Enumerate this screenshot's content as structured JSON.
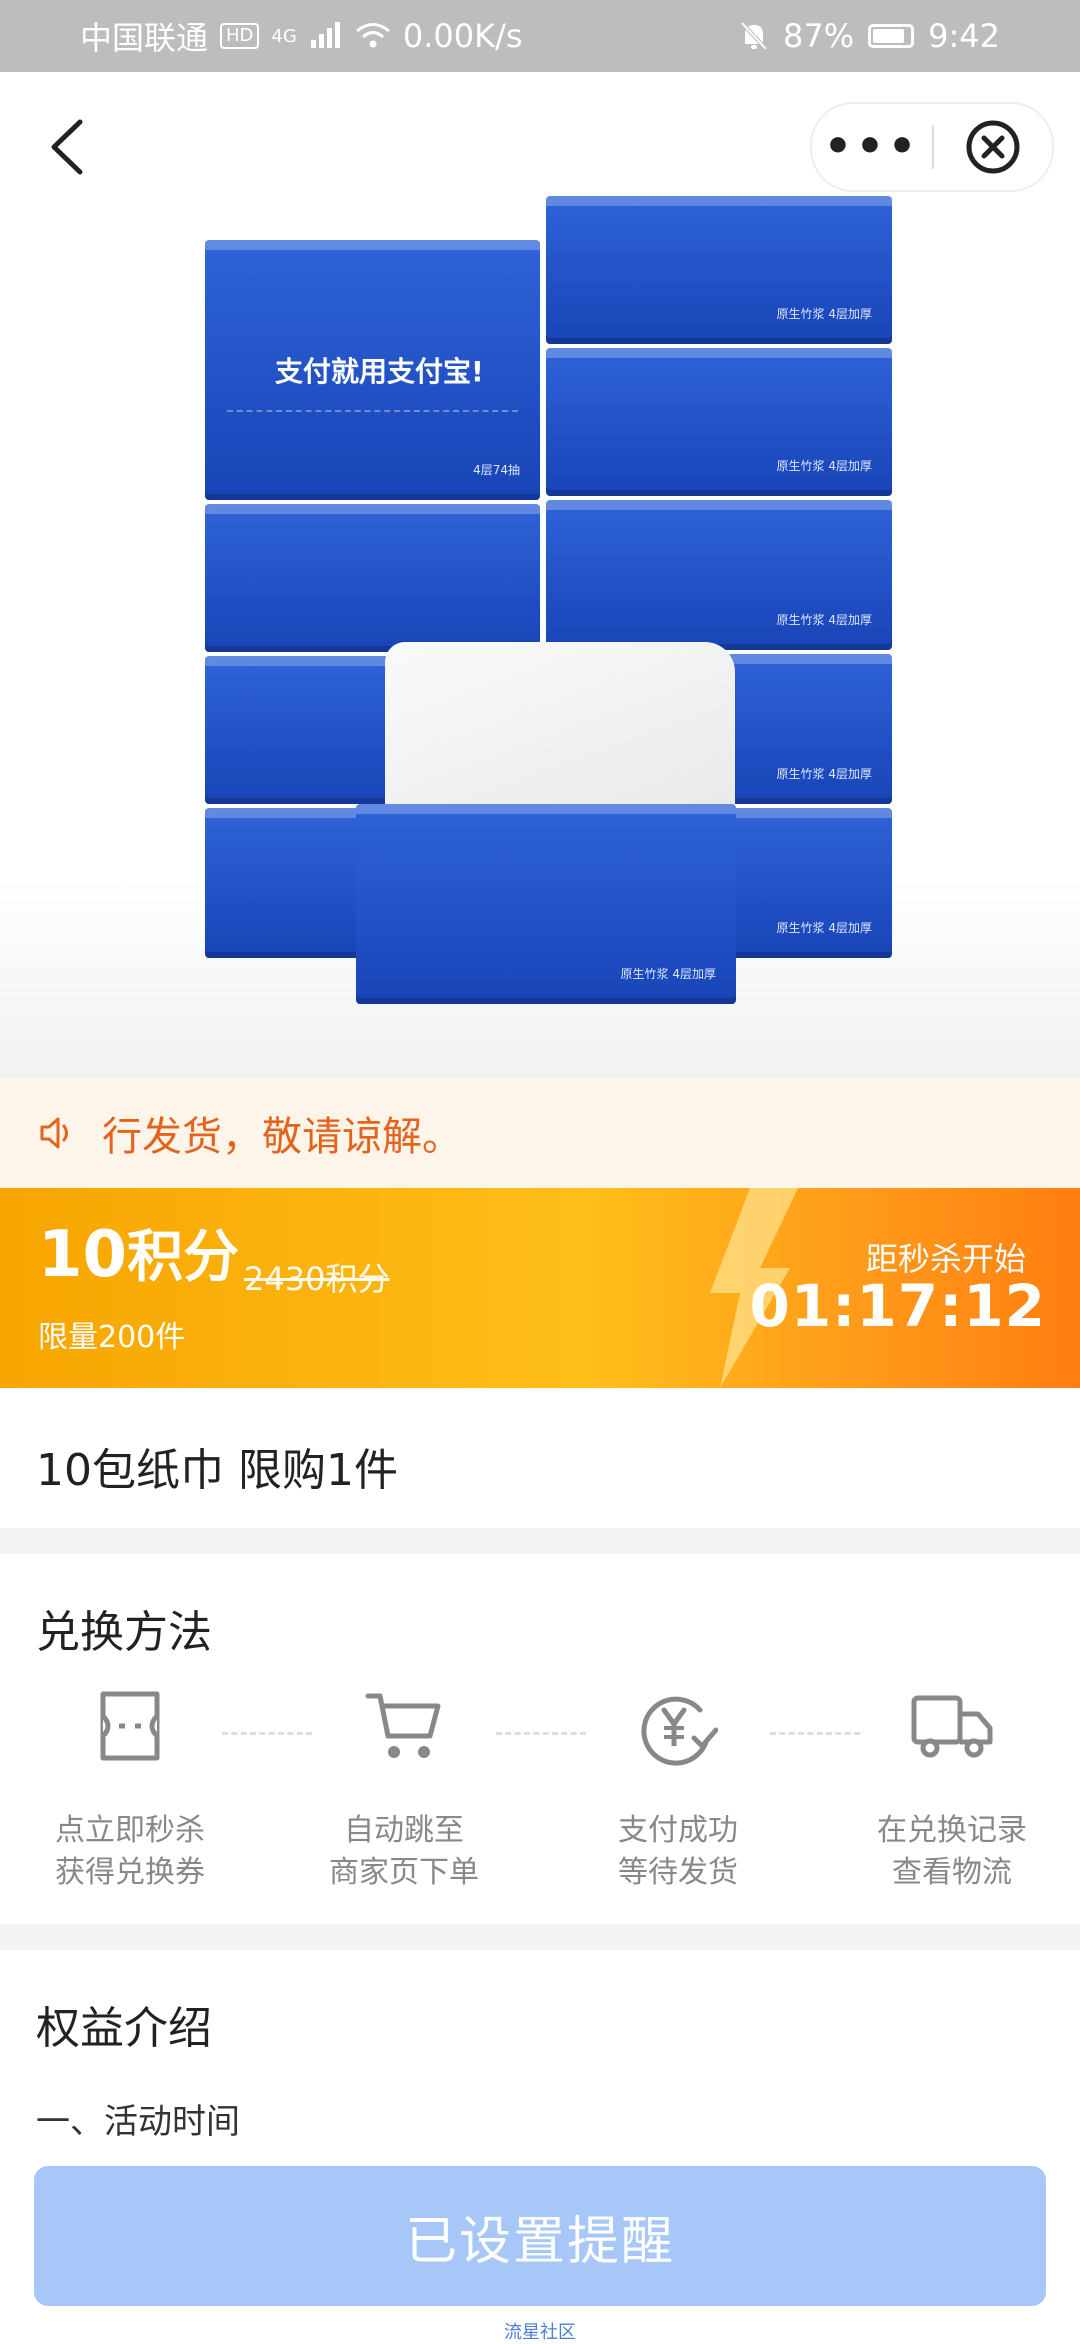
{
  "status_bar": {
    "carrier": "中国联通",
    "hd": "HD",
    "network": "4G",
    "speed": "0.00K/s",
    "battery": "87%",
    "battery_level": 0.87,
    "time": "9:42"
  },
  "product_image": {
    "slogan": "支付就用支付宝!",
    "pack_text_1": "4层74抽",
    "pack_text_2": "原生竹浆  4层加厚"
  },
  "notice": {
    "text": "行发货，敬请谅解。"
  },
  "flash_sale": {
    "price_value": "10",
    "price_unit": "积分",
    "original_price": "2430积分",
    "limit": "限量200件",
    "countdown_label": "距秒杀开始",
    "countdown": "01:17:12"
  },
  "product": {
    "title": "10包纸巾 限购1件"
  },
  "exchange": {
    "title": "兑换方法",
    "steps": [
      {
        "icon": "ticket-icon",
        "line1": "点立即秒杀",
        "line2": "获得兑换券"
      },
      {
        "icon": "cart-icon",
        "line1": "自动跳至",
        "line2": "商家页下单"
      },
      {
        "icon": "yuan-check-icon",
        "line1": "支付成功",
        "line2": "等待发货"
      },
      {
        "icon": "truck-icon",
        "line1": "在兑换记录",
        "line2": "查看物流"
      }
    ]
  },
  "benefits": {
    "title": "权益介绍",
    "item1": "一、活动时间"
  },
  "action": {
    "remind_label": "已设置提醒"
  },
  "footer": {
    "watermark": "流星社区"
  },
  "colors": {
    "accent_orange": "#f7a500",
    "notice_text": "#e5641d",
    "button_disabled": "#a6c7f8",
    "product_blue": "#2152c9"
  }
}
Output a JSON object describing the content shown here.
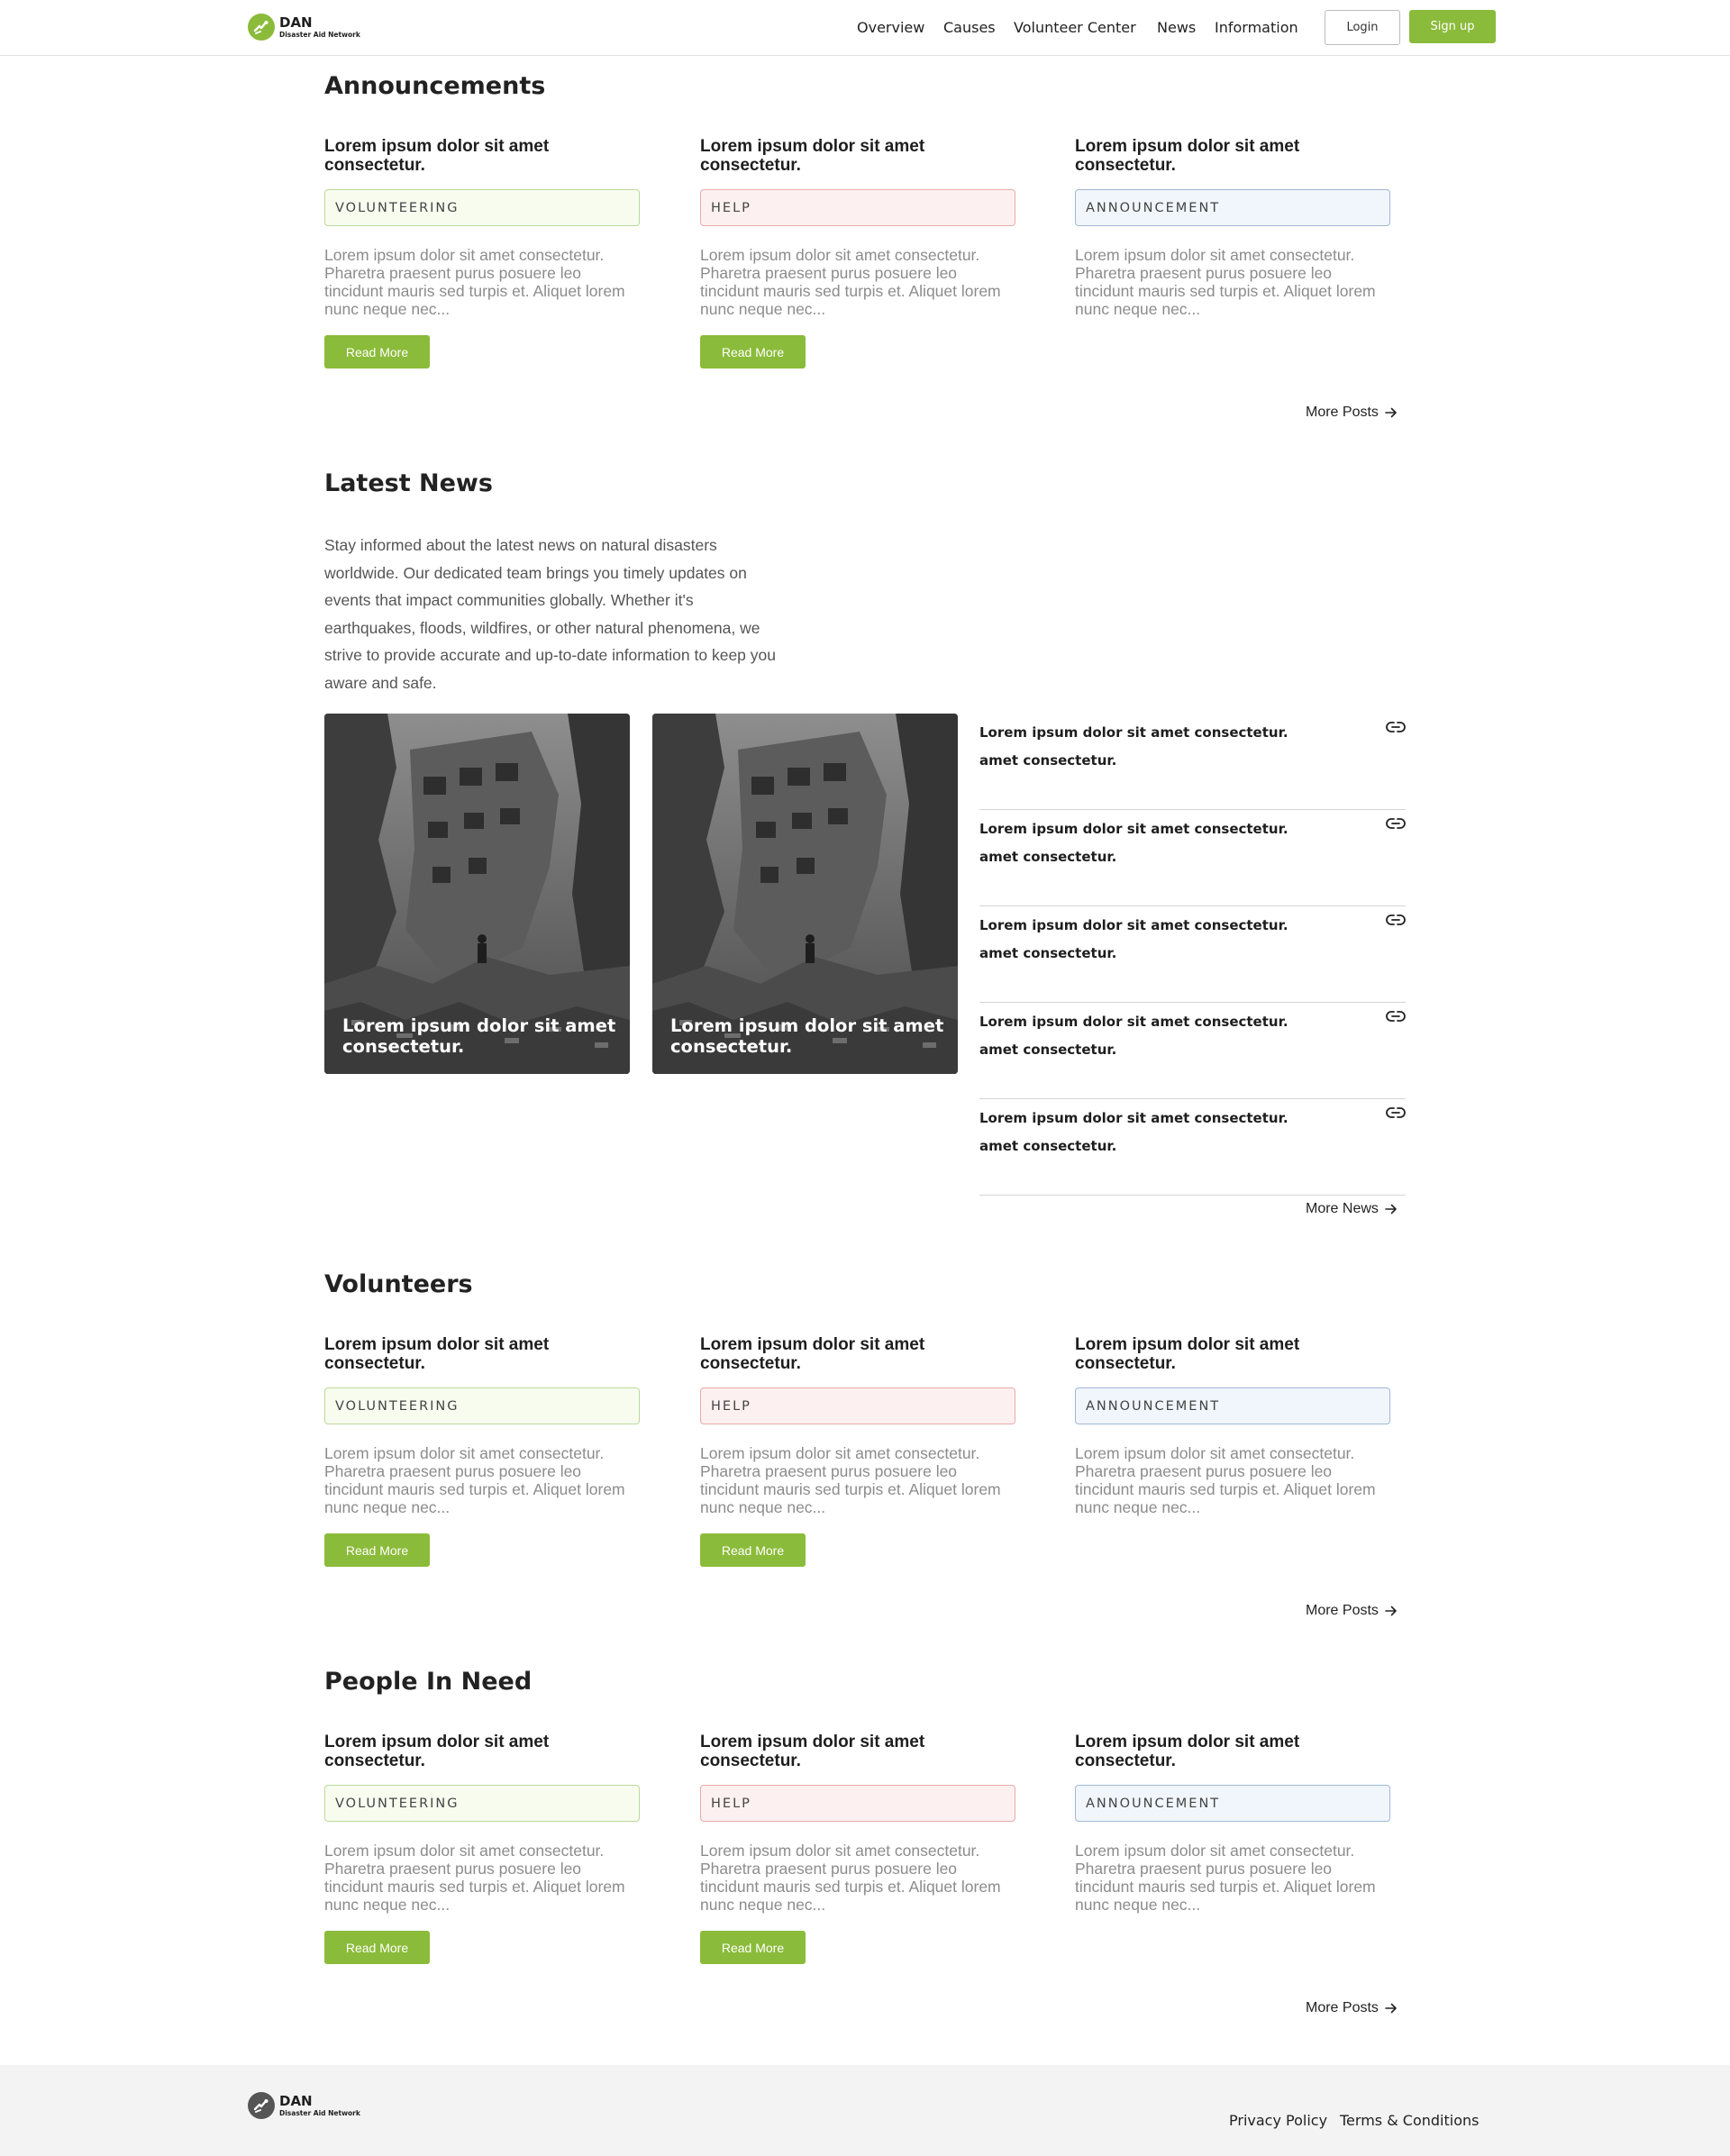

▸ **EXERCISE OBJECTIVE**
Copy out each line in the listing that has the word "icon".

▸ **THE ANSWER**
        "icon": "ticket-icon",
        "icon": "cart-icon",
        "icon": "yuan-check-icon",
        "icon": "truck-icon",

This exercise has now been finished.